Brief => Your answer should be only a number: how many lines include the word "relevance".

Records for the task =>

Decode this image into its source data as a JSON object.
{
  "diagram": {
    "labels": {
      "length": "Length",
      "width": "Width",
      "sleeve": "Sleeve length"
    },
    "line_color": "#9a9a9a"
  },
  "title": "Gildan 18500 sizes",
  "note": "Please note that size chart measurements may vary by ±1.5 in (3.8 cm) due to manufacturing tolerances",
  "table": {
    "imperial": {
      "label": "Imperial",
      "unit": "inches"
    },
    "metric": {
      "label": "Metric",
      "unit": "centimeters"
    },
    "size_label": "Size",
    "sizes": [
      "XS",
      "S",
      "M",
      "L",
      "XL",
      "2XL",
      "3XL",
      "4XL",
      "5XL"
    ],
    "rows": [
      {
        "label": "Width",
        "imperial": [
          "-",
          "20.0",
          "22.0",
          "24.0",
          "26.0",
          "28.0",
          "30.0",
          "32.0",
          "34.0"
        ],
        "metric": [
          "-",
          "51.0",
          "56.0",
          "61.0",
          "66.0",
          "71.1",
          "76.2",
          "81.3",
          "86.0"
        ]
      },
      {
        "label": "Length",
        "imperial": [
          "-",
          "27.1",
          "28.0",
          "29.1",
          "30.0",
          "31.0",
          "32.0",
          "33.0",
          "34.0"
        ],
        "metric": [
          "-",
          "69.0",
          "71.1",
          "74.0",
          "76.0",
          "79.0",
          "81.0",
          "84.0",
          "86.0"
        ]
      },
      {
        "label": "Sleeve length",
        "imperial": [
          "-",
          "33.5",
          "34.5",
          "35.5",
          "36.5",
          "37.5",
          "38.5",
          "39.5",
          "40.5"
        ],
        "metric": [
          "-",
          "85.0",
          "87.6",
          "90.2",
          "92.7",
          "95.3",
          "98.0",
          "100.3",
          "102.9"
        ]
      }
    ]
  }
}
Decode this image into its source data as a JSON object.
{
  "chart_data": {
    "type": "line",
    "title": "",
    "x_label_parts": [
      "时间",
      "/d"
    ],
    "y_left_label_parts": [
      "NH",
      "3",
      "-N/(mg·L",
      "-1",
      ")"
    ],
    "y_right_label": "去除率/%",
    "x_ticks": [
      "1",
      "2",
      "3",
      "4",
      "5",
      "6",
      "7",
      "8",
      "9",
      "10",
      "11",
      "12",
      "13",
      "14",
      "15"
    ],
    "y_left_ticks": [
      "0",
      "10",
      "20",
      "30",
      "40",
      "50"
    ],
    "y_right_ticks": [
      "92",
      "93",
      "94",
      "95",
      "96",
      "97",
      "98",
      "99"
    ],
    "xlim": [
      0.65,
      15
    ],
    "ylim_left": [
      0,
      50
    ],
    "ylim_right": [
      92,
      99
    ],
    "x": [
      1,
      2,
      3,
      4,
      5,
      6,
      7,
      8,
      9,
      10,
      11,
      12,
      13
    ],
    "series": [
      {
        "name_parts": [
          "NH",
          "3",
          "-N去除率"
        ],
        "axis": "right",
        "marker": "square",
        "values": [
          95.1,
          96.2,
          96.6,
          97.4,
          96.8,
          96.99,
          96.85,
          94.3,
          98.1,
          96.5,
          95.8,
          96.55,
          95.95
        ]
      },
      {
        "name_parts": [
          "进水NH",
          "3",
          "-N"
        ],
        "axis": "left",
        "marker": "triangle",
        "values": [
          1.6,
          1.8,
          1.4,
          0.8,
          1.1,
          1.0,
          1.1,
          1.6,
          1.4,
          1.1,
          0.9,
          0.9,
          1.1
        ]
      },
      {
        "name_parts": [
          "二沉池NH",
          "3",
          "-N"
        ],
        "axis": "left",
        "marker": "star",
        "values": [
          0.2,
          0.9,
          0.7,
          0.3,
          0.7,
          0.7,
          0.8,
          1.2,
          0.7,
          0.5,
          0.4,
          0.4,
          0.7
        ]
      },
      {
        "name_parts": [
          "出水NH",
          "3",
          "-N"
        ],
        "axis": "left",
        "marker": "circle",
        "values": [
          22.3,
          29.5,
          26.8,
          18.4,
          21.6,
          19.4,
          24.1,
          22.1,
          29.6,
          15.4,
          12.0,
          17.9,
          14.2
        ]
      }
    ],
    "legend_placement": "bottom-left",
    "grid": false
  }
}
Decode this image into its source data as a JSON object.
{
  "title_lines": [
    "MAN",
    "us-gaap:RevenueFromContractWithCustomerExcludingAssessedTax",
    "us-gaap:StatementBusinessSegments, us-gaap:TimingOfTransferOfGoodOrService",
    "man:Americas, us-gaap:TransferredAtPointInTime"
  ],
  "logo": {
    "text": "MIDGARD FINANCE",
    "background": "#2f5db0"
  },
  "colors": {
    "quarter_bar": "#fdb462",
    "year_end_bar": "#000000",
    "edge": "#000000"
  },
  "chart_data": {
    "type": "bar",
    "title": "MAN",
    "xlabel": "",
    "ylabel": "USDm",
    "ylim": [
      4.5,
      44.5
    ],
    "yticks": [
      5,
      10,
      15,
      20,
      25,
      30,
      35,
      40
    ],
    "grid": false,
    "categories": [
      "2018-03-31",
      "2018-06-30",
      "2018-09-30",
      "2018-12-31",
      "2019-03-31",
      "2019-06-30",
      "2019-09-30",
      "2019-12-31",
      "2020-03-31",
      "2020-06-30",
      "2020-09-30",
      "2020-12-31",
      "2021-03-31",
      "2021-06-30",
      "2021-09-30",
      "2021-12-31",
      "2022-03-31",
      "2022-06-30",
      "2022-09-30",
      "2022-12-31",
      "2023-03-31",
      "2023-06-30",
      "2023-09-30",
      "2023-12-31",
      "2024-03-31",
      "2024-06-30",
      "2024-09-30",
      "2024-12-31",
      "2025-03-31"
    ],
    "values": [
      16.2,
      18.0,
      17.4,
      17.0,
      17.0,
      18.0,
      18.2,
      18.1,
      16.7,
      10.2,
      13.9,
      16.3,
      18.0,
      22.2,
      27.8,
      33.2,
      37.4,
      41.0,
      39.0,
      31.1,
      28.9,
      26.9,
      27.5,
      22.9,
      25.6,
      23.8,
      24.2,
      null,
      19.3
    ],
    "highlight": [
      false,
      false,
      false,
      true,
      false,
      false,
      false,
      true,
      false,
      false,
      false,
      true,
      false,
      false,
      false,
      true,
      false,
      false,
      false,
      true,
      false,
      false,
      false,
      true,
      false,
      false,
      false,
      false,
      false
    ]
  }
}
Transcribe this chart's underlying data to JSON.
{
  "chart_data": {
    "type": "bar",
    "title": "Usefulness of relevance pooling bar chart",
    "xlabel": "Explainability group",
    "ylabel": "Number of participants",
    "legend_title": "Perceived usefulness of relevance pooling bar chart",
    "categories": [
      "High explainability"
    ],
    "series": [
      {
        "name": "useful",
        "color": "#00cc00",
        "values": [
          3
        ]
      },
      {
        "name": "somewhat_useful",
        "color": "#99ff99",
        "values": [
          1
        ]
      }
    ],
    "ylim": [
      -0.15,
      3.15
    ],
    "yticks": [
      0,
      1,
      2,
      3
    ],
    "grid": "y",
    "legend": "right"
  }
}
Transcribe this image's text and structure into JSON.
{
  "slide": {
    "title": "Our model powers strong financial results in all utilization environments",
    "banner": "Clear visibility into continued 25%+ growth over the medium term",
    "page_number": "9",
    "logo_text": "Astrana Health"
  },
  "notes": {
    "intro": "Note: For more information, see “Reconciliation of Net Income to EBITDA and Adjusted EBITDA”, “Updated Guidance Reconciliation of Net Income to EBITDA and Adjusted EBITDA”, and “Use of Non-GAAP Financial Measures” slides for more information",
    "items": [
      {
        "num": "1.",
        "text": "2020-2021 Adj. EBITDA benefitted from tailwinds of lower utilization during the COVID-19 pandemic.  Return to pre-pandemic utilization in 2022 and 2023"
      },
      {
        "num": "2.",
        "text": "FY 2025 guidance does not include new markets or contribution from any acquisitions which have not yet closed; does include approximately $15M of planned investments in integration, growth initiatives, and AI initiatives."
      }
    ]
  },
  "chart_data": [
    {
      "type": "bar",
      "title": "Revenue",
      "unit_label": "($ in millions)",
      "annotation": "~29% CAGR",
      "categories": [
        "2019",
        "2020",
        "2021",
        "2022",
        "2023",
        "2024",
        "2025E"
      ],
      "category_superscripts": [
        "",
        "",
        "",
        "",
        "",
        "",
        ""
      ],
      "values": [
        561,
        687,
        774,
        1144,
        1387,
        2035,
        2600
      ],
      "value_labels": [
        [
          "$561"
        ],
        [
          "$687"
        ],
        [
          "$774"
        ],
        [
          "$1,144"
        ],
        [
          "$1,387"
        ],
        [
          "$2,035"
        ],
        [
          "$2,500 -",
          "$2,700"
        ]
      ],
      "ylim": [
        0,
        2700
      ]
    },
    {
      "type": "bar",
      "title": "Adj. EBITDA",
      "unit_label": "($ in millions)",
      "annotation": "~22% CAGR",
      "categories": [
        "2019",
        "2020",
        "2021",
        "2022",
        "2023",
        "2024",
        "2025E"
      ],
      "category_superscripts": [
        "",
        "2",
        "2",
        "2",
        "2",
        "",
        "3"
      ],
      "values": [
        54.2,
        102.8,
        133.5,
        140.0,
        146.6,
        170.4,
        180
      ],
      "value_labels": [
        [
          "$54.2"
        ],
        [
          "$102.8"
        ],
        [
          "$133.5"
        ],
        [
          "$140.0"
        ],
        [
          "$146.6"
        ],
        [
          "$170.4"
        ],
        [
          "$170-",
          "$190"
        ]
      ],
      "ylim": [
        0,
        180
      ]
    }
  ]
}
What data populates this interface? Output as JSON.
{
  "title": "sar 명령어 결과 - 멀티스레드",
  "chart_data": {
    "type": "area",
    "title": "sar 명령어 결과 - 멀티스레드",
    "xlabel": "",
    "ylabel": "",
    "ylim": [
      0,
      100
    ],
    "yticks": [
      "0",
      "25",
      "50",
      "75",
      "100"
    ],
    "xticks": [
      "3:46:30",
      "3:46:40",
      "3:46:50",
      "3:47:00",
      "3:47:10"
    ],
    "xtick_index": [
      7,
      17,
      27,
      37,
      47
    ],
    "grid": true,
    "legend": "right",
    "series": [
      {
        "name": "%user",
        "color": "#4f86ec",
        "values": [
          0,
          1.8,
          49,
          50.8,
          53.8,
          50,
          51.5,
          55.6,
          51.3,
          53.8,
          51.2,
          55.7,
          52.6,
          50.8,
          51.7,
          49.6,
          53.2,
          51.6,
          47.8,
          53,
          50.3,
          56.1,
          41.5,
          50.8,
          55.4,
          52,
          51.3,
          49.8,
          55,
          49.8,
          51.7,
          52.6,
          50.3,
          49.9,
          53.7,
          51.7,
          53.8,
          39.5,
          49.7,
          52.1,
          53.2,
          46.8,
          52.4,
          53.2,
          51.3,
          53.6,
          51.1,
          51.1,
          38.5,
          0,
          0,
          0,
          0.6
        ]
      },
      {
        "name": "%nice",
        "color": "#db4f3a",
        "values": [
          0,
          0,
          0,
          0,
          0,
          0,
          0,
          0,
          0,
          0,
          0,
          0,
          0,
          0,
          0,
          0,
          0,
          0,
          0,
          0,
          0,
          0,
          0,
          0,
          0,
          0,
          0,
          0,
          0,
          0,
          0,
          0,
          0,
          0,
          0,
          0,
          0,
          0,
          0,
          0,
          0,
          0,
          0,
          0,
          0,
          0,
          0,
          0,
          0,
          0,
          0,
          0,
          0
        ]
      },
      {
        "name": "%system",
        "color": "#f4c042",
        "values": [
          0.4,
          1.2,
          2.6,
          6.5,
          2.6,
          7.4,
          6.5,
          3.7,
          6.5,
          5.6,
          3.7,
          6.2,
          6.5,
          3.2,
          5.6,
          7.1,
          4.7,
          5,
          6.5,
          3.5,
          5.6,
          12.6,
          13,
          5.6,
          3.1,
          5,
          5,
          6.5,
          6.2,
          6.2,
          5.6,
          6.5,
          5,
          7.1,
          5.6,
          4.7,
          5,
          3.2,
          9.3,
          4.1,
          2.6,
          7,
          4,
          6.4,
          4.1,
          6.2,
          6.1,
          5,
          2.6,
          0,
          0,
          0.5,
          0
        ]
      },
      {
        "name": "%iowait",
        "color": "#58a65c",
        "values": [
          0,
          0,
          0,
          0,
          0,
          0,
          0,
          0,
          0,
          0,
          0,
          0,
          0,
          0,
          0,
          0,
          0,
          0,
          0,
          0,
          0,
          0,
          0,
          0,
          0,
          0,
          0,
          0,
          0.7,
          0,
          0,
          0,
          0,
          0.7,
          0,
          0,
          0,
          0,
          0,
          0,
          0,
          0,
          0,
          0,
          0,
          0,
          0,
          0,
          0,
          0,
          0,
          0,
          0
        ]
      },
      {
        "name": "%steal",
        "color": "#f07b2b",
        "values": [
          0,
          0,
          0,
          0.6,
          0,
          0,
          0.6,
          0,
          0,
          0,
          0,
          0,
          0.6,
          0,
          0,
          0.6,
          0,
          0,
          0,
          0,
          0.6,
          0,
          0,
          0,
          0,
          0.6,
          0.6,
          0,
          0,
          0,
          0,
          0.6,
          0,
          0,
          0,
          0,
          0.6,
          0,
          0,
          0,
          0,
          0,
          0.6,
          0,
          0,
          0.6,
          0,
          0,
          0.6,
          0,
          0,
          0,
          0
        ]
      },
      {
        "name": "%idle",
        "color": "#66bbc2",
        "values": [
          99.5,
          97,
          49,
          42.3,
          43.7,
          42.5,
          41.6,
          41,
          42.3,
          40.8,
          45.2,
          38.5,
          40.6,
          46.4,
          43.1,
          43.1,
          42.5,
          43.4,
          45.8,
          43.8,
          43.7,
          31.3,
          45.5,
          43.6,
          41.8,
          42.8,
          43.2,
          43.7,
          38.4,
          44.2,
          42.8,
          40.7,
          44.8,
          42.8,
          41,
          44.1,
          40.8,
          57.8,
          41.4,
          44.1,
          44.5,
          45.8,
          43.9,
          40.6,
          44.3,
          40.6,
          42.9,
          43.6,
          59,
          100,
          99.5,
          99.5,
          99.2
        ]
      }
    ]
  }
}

Task response => 2